Beginning at the line containing "What text is on this page?" and continuing to the end of the records below, give each line again exactly as it stands, and only those lines.

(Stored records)
######

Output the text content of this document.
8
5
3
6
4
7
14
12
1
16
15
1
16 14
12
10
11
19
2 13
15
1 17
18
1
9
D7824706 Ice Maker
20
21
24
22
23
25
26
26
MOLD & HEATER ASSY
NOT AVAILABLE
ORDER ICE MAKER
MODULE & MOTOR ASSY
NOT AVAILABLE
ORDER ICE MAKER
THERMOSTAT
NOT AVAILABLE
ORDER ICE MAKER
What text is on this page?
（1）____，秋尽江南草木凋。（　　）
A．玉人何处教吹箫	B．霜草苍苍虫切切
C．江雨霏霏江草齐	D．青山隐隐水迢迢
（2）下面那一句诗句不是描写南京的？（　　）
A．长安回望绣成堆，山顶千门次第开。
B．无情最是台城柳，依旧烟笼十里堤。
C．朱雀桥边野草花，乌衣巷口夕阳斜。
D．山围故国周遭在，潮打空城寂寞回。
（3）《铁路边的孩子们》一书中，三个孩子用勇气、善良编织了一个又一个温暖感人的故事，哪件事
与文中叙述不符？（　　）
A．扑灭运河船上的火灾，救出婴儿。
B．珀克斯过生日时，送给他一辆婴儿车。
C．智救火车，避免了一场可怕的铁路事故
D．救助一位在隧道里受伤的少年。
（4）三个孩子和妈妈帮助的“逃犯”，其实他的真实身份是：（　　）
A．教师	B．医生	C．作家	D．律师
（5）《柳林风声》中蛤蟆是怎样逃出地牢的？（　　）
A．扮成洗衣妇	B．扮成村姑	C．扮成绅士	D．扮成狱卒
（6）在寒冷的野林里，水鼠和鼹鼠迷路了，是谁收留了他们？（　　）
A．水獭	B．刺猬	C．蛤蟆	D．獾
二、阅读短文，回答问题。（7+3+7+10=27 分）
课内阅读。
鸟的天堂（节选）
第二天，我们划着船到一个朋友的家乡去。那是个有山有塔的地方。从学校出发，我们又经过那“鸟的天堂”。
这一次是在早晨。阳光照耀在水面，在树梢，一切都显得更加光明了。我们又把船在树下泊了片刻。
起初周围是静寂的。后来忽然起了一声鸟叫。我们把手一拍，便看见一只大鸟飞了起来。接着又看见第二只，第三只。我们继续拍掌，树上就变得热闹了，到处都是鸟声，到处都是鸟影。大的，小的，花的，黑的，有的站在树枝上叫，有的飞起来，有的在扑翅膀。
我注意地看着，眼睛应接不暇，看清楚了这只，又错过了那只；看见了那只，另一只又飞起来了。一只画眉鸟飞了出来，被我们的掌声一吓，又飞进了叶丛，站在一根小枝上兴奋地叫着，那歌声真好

######

RESPONSE:
What text is on this page?
（1）____，秋尽江南草木凋。（　　）
A．玉人何处教吹箫	B．霜草苍苍虫切切
C．江雨霏霏江草齐	D．青山隐隐水迢迢
（2）下面那一句诗句不是描写南京的？（　　）
A．长安回望绣成堆，山顶千门次第开。
B．无情最是台城柳，依旧烟笼十里堤。
C．朱雀桥边野草花，乌衣巷口夕阳斜。
D．山围故国周遭在，潮打空城寂寞回。
（3）《铁路边的孩子们》一书中，三个孩子用勇气、善良编织了一个又一个温暖感人的故事，哪件事
与文中叙述不符？（　　）
A．扑灭运河船上的火灾，救出婴儿。
B．珀克斯过生日时，送给他一辆婴儿车。
C．智救火车，避免了一场可怕的铁路事故
D．救助一位在隧道里受伤的少年。
（4）三个孩子和妈妈帮助的“逃犯”，其实他的真实身份是：（　　）
A．教师	B．医生	C．作家	D．律师
（5）《柳林风声》中蛤蟆是怎样逃出地牢的？（　　）
A．扮成洗衣妇	B．扮成村姑	C．扮成绅士	D．扮成狱卒
（6）在寒冷的野林里，水鼠和鼹鼠迷路了，是谁收留了他们？（　　）
A．水獭	B．刺猬	C．蛤蟆	D．獾
二、阅读短文，回答问题。（7+3+7+10=27 分）
课内阅读。
鸟的天堂（节选）
第二天，我们划着船到一个朋友的家乡去。那是个有山有塔的地方。从学校出发，我们又经过那“鸟的天堂”。
这一次是在早晨。阳光照耀在水面，在树梢，一切都显得更加光明了。我们又把船在树下泊了片刻。
起初周围是静寂的。后来忽然起了一声鸟叫。我们把手一拍，便看见一只大鸟飞了起来。接着又看见第二只，第三只。我们继续拍掌，树上就变得热闹了，到处都是鸟声，到处都是鸟影。大的，小的，花的，黑的，有的站在树枝上叫，有的飞起来，有的在扑翅膀。
我注意地看着，眼睛应接不暇，看清楚了这只，又错过了那只；看见了那只，另一只又飞起来了。一只画眉鸟飞了出来，被我们的掌声一吓，又飞进了叶丛，站在一根小枝上兴奋地叫着，那歌声真好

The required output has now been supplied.